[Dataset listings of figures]
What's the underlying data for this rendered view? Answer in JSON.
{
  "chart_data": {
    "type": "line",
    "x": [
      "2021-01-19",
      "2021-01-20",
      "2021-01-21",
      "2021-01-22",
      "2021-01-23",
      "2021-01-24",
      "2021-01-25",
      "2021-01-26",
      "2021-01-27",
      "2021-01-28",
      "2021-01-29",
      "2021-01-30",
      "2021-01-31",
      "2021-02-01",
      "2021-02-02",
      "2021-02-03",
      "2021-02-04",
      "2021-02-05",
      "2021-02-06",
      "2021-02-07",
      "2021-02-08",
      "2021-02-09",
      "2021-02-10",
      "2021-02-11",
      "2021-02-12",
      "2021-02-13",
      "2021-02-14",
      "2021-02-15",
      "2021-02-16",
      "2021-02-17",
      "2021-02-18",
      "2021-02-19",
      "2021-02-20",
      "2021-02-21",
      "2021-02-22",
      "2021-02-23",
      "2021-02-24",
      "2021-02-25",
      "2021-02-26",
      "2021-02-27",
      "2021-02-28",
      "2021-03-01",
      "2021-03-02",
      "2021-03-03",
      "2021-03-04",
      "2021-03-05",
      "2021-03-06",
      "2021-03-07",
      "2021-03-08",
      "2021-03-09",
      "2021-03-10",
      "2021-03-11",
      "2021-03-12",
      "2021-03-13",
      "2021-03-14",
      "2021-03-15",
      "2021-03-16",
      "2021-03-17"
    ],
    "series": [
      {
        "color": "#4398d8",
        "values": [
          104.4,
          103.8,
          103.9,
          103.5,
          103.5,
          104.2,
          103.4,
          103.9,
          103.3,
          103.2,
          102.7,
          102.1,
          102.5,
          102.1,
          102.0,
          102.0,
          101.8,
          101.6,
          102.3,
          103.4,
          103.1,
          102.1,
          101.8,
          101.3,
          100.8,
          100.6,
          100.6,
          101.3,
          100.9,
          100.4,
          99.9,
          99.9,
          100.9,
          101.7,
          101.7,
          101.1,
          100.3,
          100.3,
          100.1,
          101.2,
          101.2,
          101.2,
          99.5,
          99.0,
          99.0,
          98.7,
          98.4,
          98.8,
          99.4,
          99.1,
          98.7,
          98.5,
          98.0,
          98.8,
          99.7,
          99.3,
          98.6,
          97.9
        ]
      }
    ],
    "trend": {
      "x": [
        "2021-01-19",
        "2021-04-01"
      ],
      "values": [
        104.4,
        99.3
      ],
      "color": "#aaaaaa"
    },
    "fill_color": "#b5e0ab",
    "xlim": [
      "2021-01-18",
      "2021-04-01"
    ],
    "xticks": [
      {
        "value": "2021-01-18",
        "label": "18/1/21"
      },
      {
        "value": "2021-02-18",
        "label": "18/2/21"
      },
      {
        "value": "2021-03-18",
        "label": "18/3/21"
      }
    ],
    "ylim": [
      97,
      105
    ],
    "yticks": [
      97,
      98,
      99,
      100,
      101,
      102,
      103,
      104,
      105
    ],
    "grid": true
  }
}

* **DIRECTIONS FOR THIS TASK**:
Restate all of the entries exactly, please.

* **TASK ANSWER**:
What's the underlying data for this rendered view? Answer in JSON.
{
  "chart_data": {
    "type": "line",
    "x": [
      "2021-01-19",
      "2021-01-20",
      "2021-01-21",
      "2021-01-22",
      "2021-01-23",
      "2021-01-24",
      "2021-01-25",
      "2021-01-26",
      "2021-01-27",
      "2021-01-28",
      "2021-01-29",
      "2021-01-30",
      "2021-01-31",
      "2021-02-01",
      "2021-02-02",
      "2021-02-03",
      "2021-02-04",
      "2021-02-05",
      "2021-02-06",
      "2021-02-07",
      "2021-02-08",
      "2021-02-09",
      "2021-02-10",
      "2021-02-11",
      "2021-02-12",
      "2021-02-13",
      "2021-02-14",
      "2021-02-15",
      "2021-02-16",
      "2021-02-17",
      "2021-02-18",
      "2021-02-19",
      "2021-02-20",
      "2021-02-21",
      "2021-02-22",
      "2021-02-23",
      "2021-02-24",
      "2021-02-25",
      "2021-02-26",
      "2021-02-27",
      "2021-02-28",
      "2021-03-01",
      "2021-03-02",
      "2021-03-03",
      "2021-03-04",
      "2021-03-05",
      "2021-03-06",
      "2021-03-07",
      "2021-03-08",
      "2021-03-09",
      "2021-03-10",
      "2021-03-11",
      "2021-03-12",
      "2021-03-13",
      "2021-03-14",
      "2021-03-15",
      "2021-03-16",
      "2021-03-17"
    ],
    "series": [
      {
        "color": "#4398d8",
        "values": [
          104.4,
          103.8,
          103.9,
          103.5,
          103.5,
          104.2,
          103.4,
          103.9,
          103.3,
          103.2,
          102.7,
          102.1,
          102.5,
          102.1,
          102.0,
          102.0,
          101.8,
          101.6,
          102.3,
          103.4,
          103.1,
          102.1,
          101.8,
          101.3,
          100.8,
          100.6,
          100.6,
          101.3,
          100.9,
          100.4,
          99.9,
          99.9,
          100.9,
          101.7,
          101.7,
          101.1,
          100.3,
          100.3,
          100.1,
          101.2,
          101.2,
          101.2,
          99.5,
          99.0,
          99.0,
          98.7,
          98.4,
          98.8,
          99.4,
          99.1,
          98.7,
          98.5,
          98.0,
          98.8,
          99.7,
          99.3,
          98.6,
          97.9
        ]
      }
    ],
    "trend": {
      "x": [
        "2021-01-19",
        "2021-04-01"
      ],
      "values": [
        104.4,
        99.3
      ],
      "color": "#aaaaaa"
    },
    "fill_color": "#b5e0ab",
    "xlim": [
      "2021-01-18",
      "2021-04-01"
    ],
    "xticks": [
      {
        "value": "2021-01-18",
        "label": "18/1/21"
      },
      {
        "value": "2021-02-18",
        "label": "18/2/21"
      },
      {
        "value": "2021-03-18",
        "label": "18/3/21"
      }
    ],
    "ylim": [
      97,
      105
    ],
    "yticks": [
      97,
      98,
      99,
      100,
      101,
      102,
      103,
      104,
      105
    ],
    "grid": true
  }
}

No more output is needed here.